> _Requirement_: Output the material beneath exactly, leaving nothing out.

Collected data

Start

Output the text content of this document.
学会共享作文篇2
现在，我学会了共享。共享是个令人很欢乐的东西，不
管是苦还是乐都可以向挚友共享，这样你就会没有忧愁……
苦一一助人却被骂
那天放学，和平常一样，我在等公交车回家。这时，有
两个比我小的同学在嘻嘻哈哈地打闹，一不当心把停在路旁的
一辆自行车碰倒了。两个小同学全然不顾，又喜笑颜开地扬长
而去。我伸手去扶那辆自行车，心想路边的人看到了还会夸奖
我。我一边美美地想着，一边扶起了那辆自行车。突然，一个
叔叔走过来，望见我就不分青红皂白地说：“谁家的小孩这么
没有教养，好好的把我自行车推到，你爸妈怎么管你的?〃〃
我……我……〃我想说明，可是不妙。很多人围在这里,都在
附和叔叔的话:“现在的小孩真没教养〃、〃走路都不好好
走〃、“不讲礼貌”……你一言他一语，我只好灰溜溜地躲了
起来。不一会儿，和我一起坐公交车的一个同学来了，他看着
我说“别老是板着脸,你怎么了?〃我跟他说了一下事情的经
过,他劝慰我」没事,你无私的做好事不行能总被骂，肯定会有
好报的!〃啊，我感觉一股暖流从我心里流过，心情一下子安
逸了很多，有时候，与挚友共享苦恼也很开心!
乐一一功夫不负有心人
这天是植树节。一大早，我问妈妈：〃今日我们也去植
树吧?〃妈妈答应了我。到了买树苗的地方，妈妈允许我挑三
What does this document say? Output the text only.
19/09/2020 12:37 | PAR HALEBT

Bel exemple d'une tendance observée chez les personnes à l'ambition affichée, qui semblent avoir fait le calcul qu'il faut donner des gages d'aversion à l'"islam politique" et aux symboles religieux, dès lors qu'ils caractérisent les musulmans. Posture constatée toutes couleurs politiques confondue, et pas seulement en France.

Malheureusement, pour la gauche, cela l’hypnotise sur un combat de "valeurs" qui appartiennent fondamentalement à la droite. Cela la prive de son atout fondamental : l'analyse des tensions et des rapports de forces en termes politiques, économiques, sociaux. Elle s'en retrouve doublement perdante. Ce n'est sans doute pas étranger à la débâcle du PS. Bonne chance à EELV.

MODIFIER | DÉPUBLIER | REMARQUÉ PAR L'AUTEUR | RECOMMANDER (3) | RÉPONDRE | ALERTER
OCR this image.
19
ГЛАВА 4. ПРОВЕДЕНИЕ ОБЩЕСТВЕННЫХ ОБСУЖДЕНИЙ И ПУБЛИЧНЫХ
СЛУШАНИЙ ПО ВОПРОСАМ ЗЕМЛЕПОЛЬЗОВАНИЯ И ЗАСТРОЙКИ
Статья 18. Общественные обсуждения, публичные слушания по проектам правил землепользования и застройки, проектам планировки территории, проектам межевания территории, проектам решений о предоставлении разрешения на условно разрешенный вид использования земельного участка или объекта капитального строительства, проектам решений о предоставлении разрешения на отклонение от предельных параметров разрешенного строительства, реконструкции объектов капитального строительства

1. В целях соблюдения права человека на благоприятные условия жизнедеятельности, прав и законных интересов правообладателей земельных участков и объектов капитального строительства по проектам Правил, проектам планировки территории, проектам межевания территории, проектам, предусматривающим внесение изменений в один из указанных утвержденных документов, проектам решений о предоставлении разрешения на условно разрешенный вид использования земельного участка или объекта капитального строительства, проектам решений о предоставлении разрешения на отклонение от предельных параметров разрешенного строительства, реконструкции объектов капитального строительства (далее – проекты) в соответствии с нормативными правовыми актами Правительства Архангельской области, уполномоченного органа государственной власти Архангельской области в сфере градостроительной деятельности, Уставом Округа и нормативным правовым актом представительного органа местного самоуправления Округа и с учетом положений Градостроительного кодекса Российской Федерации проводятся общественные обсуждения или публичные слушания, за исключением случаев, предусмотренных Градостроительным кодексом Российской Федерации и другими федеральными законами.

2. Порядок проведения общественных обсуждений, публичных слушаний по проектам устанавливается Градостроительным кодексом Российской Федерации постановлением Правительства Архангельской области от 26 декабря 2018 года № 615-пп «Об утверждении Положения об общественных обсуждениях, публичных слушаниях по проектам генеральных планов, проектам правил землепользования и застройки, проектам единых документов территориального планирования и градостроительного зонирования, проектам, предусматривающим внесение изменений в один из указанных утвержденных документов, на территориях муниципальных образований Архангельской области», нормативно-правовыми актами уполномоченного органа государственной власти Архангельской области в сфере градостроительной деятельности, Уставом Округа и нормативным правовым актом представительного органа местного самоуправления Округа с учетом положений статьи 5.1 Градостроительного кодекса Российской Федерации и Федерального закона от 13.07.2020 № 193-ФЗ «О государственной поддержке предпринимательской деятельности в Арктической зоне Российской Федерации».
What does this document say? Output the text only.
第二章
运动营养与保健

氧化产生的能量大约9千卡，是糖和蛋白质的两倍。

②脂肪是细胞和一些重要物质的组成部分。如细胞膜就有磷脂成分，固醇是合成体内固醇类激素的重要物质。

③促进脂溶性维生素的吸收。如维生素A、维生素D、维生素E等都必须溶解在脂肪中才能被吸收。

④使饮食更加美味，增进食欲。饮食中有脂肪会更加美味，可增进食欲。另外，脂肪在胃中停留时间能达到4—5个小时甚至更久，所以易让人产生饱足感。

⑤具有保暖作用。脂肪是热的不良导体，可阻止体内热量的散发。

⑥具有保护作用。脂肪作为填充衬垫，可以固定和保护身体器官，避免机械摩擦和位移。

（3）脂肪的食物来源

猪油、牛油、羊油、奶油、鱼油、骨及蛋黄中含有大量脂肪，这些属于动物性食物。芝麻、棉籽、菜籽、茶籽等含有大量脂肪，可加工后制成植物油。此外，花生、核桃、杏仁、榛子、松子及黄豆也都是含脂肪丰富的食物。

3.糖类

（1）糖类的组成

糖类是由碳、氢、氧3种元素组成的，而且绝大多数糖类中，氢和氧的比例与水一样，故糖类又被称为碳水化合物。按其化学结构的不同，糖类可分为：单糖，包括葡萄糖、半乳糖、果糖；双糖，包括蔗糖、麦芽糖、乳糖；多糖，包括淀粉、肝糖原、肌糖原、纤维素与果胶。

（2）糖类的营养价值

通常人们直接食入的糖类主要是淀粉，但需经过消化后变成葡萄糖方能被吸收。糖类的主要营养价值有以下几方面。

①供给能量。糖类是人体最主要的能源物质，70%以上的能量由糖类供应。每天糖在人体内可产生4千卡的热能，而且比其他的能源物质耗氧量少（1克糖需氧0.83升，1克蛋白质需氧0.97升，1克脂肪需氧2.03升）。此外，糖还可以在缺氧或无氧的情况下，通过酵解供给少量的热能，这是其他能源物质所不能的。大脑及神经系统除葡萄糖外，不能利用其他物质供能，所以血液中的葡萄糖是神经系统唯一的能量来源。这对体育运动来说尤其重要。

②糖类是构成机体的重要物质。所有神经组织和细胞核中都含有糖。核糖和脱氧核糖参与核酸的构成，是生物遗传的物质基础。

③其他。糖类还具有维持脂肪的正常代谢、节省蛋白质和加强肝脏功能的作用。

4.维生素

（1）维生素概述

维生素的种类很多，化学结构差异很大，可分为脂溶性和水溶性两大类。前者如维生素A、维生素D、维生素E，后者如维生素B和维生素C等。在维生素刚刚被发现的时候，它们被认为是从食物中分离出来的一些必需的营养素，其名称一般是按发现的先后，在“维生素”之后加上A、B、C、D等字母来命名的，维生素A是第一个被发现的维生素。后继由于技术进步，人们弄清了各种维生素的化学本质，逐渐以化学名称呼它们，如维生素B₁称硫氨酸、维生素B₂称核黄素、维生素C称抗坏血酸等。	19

End

> _Output of the exercise_:
Output the text content of this document.
学会共享作文篇2
现在，我学会了共享。共享是个令人很欢乐的东西，不
管是苦还是乐都可以向挚友共享，这样你就会没有忧愁……
苦一一助人却被骂
那天放学，和平常一样，我在等公交车回家。这时，有
两个比我小的同学在嘻嘻哈哈地打闹，一不当心把停在路旁的
一辆自行车碰倒了。两个小同学全然不顾，又喜笑颜开地扬长
而去。我伸手去扶那辆自行车，心想路边的人看到了还会夸奖
我。我一边美美地想着，一边扶起了那辆自行车。突然，一个
叔叔走过来，望见我就不分青红皂白地说：“谁家的小孩这么
没有教养，好好的把我自行车推到，你爸妈怎么管你的?〃〃
我……我……〃我想说明，可是不妙。很多人围在这里,都在
附和叔叔的话:“现在的小孩真没教养〃、〃走路都不好好
走〃、“不讲礼貌”……你一言他一语，我只好灰溜溜地躲了
起来。不一会儿，和我一起坐公交车的一个同学来了，他看着
我说“别老是板着脸,你怎么了?〃我跟他说了一下事情的经
过,他劝慰我」没事,你无私的做好事不行能总被骂，肯定会有
好报的!〃啊，我感觉一股暖流从我心里流过，心情一下子安
逸了很多，有时候，与挚友共享苦恼也很开心!
乐一一功夫不负有心人
这天是植树节。一大早，我问妈妈：〃今日我们也去植
树吧?〃妈妈答应了我。到了买树苗的地方，妈妈允许我挑三
What does this document say? Output the text only.
19/09/2020 12:37 | PAR HALEBT

Bel exemple d'une tendance observée chez les personnes à l'ambition affichée, qui semblent avoir fait le calcul qu'il faut donner des gages d'aversion à l'"islam politique" et aux symboles religieux, dès lors qu'ils caractérisent les musulmans. Posture constatée toutes couleurs politiques confondue, et pas seulement en France.

Malheureusement, pour la gauche, cela l’hypnotise sur un combat de "valeurs" qui appartiennent fondamentalement à la droite. Cela la prive de son atout fondamental : l'analyse des tensions et des rapports de forces en termes politiques, économiques, sociaux. Elle s'en retrouve doublement perdante. Ce n'est sans doute pas étranger à la débâcle du PS. Bonne chance à EELV.

MODIFIER | DÉPUBLIER | REMARQUÉ PAR L'AUTEUR | RECOMMANDER (3) | RÉPONDRE | ALERTER
OCR this image.
19
ГЛАВА 4. ПРОВЕДЕНИЕ ОБЩЕСТВЕННЫХ ОБСУЖДЕНИЙ И ПУБЛИЧНЫХ
СЛУШАНИЙ ПО ВОПРОСАМ ЗЕМЛЕПОЛЬЗОВАНИЯ И ЗАСТРОЙКИ
Статья 18. Общественные обсуждения, публичные слушания по проектам правил землепользования и застройки, проектам планировки территории, проектам межевания территории, проектам решений о предоставлении разрешения на условно разрешенный вид использования земельного участка или объекта капитального строительства, проектам решений о предоставлении разрешения на отклонение от предельных параметров разрешенного строительства, реконструкции объектов капитального строительства

1. В целях соблюдения права человека на благоприятные условия жизнедеятельности, прав и законных интересов правообладателей земельных участков и объектов капитального строительства по проектам Правил, проектам планировки территории, проектам межевания территории, проектам, предусматривающим внесение изменений в один из указанных утвержденных документов, проектам решений о предоставлении разрешения на условно разрешенный вид использования земельного участка или объекта капитального строительства, проектам решений о предоставлении разрешения на отклонение от предельных параметров разрешенного строительства, реконструкции объектов капитального строительства (далее – проекты) в соответствии с нормативными правовыми актами Правительства Архангельской области, уполномоченного органа государственной власти Архангельской области в сфере градостроительной деятельности, Уставом Округа и нормативным правовым актом представительного органа местного самоуправления Округа и с учетом положений Градостроительного кодекса Российской Федерации проводятся общественные обсуждения или публичные слушания, за исключением случаев, предусмотренных Градостроительным кодексом Российской Федерации и другими федеральными законами.

2. Порядок проведения общественных обсуждений, публичных слушаний по проектам устанавливается Градостроительным кодексом Российской Федерации постановлением Правительства Архангельской области от 26 декабря 2018 года № 615-пп «Об утверждении Положения об общественных обсуждениях, публичных слушаниях по проектам генеральных планов, проектам правил землепользования и застройки, проектам единых документов территориального планирования и градостроительного зонирования, проектам, предусматривающим внесение изменений в один из указанных утвержденных документов, на территориях муниципальных образований Архангельской области», нормативно-правовыми актами уполномоченного органа государственной власти Архангельской области в сфере градостроительной деятельности, Уставом Округа и нормативным правовым актом представительного органа местного самоуправления Округа с учетом положений статьи 5.1 Градостроительного кодекса Российской Федерации и Федерального закона от 13.07.2020 № 193-ФЗ «О государственной поддержке предпринимательской деятельности в Арктической зоне Российской Федерации».
What does this document say? Output the text only.
第二章
运动营养与保健

氧化产生的能量大约9千卡，是糖和蛋白质的两倍。

②脂肪是细胞和一些重要物质的组成部分。如细胞膜就有磷脂成分，固醇是合成体内固醇类激素的重要物质。

③促进脂溶性维生素的吸收。如维生素A、维生素D、维生素E等都必须溶解在脂肪中才能被吸收。

④使饮食更加美味，增进食欲。饮食中有脂肪会更加美味，可增进食欲。另外，脂肪在胃中停留时间能达到4—5个小时甚至更久，所以易让人产生饱足感。

⑤具有保暖作用。脂肪是热的不良导体，可阻止体内热量的散发。

⑥具有保护作用。脂肪作为填充衬垫，可以固定和保护身体器官，避免机械摩擦和位移。

（3）脂肪的食物来源

猪油、牛油、羊油、奶油、鱼油、骨及蛋黄中含有大量脂肪，这些属于动物性食物。芝麻、棉籽、菜籽、茶籽等含有大量脂肪，可加工后制成植物油。此外，花生、核桃、杏仁、榛子、松子及黄豆也都是含脂肪丰富的食物。

3.糖类

（1）糖类的组成

糖类是由碳、氢、氧3种元素组成的，而且绝大多数糖类中，氢和氧的比例与水一样，故糖类又被称为碳水化合物。按其化学结构的不同，糖类可分为：单糖，包括葡萄糖、半乳糖、果糖；双糖，包括蔗糖、麦芽糖、乳糖；多糖，包括淀粉、肝糖原、肌糖原、纤维素与果胶。

（2）糖类的营养价值

通常人们直接食入的糖类主要是淀粉，但需经过消化后变成葡萄糖方能被吸收。糖类的主要营养价值有以下几方面。

①供给能量。糖类是人体最主要的能源物质，70%以上的能量由糖类供应。每天糖在人体内可产生4千卡的热能，而且比其他的能源物质耗氧量少（1克糖需氧0.83升，1克蛋白质需氧0.97升，1克脂肪需氧2.03升）。此外，糖还可以在缺氧或无氧的情况下，通过酵解供给少量的热能，这是其他能源物质所不能的。大脑及神经系统除葡萄糖外，不能利用其他物质供能，所以血液中的葡萄糖是神经系统唯一的能量来源。这对体育运动来说尤其重要。

②糖类是构成机体的重要物质。所有神经组织和细胞核中都含有糖。核糖和脱氧核糖参与核酸的构成，是生物遗传的物质基础。

③其他。糖类还具有维持脂肪的正常代谢、节省蛋白质和加强肝脏功能的作用。

4.维生素

（1）维生素概述

维生素的种类很多，化学结构差异很大，可分为脂溶性和水溶性两大类。前者如维生素A、维生素D、维生素E，后者如维生素B和维生素C等。在维生素刚刚被发现的时候，它们被认为是从食物中分离出来的一些必需的营养素，其名称一般是按发现的先后，在“维生素”之后加上A、B、C、D等字母来命名的，维生素A是第一个被发现的维生素。后继由于技术进步，人们弄清了各种维生素的化学本质，逐渐以化学名称呼它们，如维生素B₁称硫氨酸、维生素B₂称核黄素、维生素C称抗坏血酸等。	19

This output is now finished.